## WHAT THE EXERCISE ASKS
Look over the lines below. Report each one that includes the string "text".

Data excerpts
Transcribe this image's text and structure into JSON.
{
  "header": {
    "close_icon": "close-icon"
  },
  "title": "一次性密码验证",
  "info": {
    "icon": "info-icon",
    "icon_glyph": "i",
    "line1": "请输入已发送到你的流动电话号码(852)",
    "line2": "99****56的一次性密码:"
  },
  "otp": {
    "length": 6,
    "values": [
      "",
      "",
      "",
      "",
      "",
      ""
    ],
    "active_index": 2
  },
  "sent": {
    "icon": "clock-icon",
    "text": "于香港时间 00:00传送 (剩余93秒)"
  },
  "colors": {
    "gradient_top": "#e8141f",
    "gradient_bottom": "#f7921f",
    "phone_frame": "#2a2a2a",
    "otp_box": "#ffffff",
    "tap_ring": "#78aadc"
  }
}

...

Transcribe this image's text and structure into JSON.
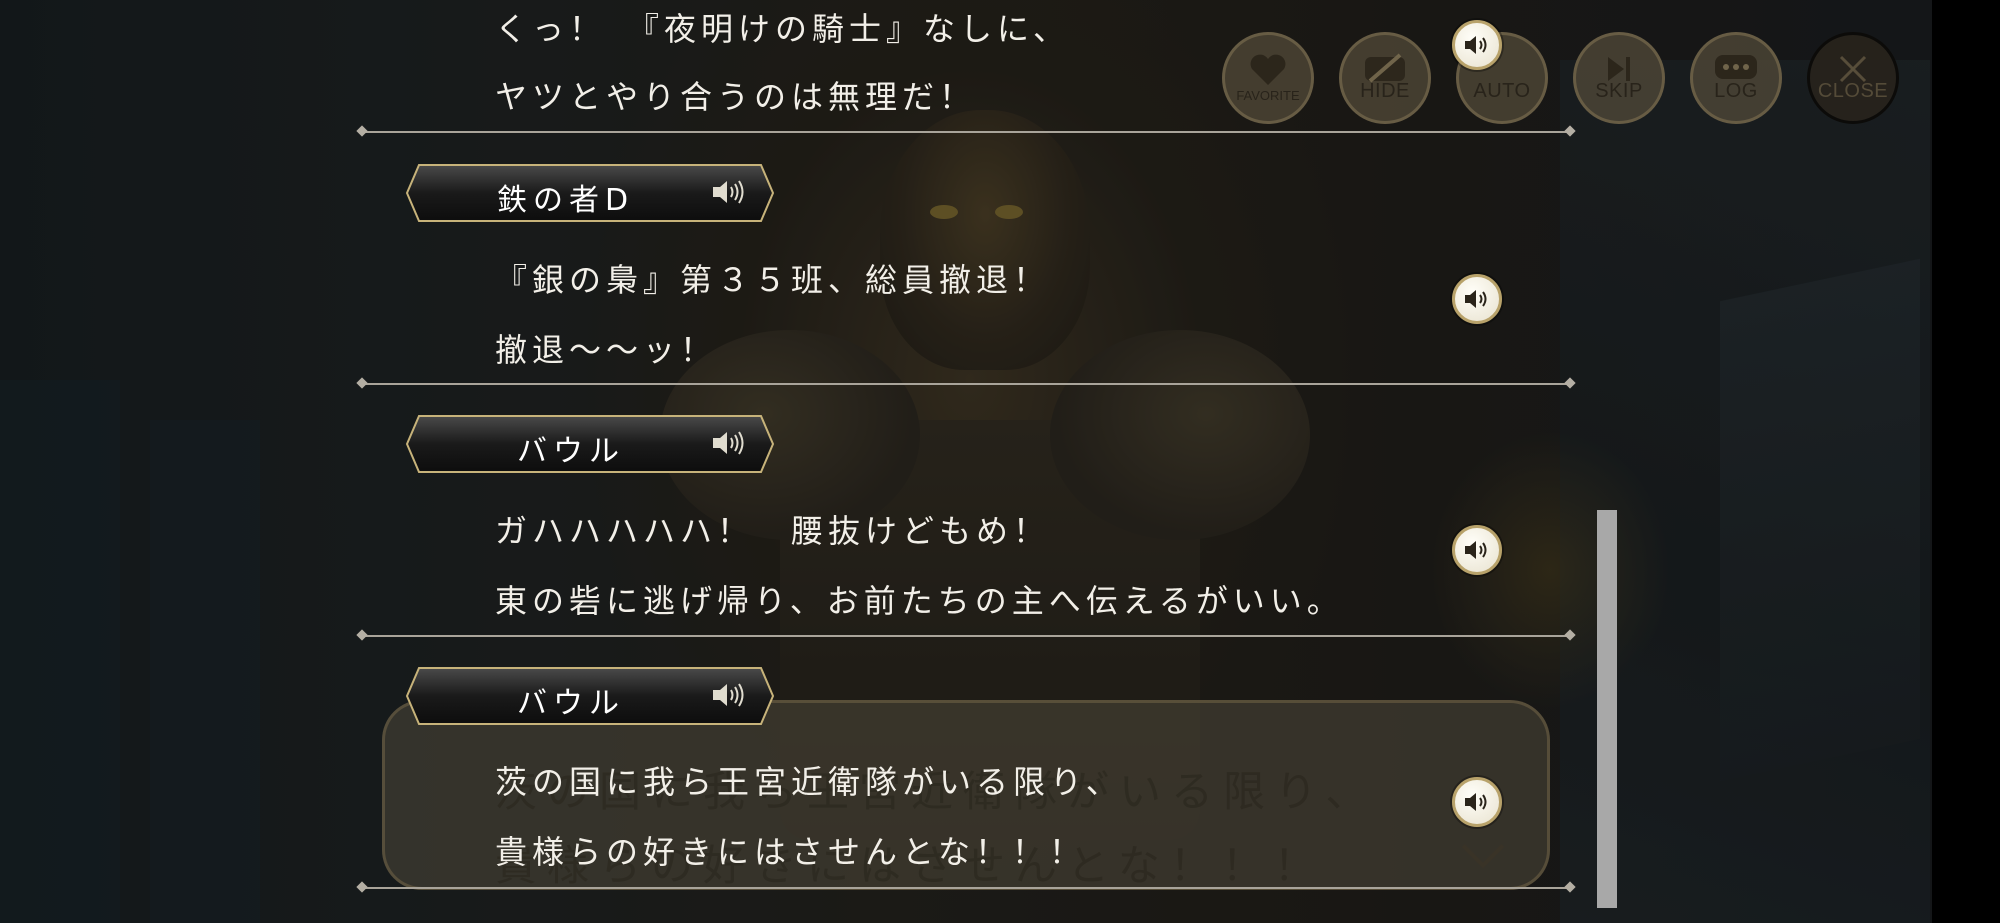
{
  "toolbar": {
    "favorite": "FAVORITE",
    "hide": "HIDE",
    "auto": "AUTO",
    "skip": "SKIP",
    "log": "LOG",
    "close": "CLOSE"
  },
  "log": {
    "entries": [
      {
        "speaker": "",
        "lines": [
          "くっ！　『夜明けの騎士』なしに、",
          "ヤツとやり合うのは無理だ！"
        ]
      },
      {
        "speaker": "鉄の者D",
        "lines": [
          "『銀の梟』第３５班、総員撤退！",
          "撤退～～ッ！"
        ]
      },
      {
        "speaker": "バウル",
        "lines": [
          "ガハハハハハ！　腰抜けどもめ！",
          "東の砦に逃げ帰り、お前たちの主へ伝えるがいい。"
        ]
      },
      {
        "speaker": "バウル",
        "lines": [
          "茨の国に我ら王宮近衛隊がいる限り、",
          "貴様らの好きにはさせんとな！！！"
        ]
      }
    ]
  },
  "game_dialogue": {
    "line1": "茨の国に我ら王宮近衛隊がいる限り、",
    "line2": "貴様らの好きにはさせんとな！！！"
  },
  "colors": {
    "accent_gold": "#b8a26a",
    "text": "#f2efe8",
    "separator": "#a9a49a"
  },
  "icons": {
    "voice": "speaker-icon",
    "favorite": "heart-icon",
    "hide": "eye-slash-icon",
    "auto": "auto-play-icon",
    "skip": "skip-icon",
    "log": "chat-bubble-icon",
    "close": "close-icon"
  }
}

* * *

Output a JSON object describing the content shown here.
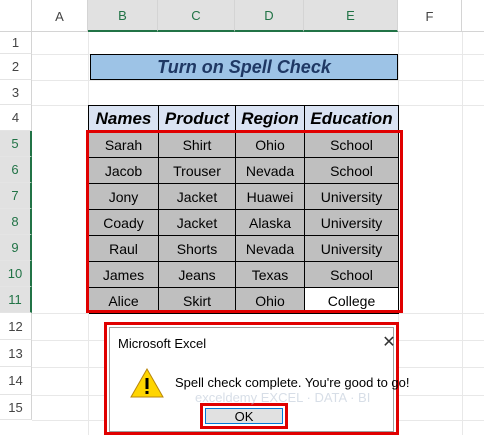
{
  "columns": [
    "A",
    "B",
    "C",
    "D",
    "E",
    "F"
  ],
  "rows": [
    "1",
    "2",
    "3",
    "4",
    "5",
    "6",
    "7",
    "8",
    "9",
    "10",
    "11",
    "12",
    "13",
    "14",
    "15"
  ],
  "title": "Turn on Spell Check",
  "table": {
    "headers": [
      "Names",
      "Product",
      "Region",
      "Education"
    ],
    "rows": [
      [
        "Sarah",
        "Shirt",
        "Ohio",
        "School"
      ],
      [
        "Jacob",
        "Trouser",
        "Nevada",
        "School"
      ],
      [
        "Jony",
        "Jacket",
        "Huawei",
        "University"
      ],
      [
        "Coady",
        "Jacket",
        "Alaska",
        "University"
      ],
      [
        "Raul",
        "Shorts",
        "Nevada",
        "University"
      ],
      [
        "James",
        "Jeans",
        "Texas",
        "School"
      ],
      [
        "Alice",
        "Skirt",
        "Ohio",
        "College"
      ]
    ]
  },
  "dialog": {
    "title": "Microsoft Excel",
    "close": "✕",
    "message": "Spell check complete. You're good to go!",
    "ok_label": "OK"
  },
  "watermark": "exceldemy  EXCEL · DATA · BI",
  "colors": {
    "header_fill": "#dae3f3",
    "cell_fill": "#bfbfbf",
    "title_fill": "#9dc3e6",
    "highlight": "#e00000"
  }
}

## SOLUTION TO THE EXERCISE
Transcribe this image's text and structure into JSON.
    "text": "于香港时间 00:00传送 (剩余93秒)"
Transcribe this image's text and structure into JSON.
    "text": "#f2efe8",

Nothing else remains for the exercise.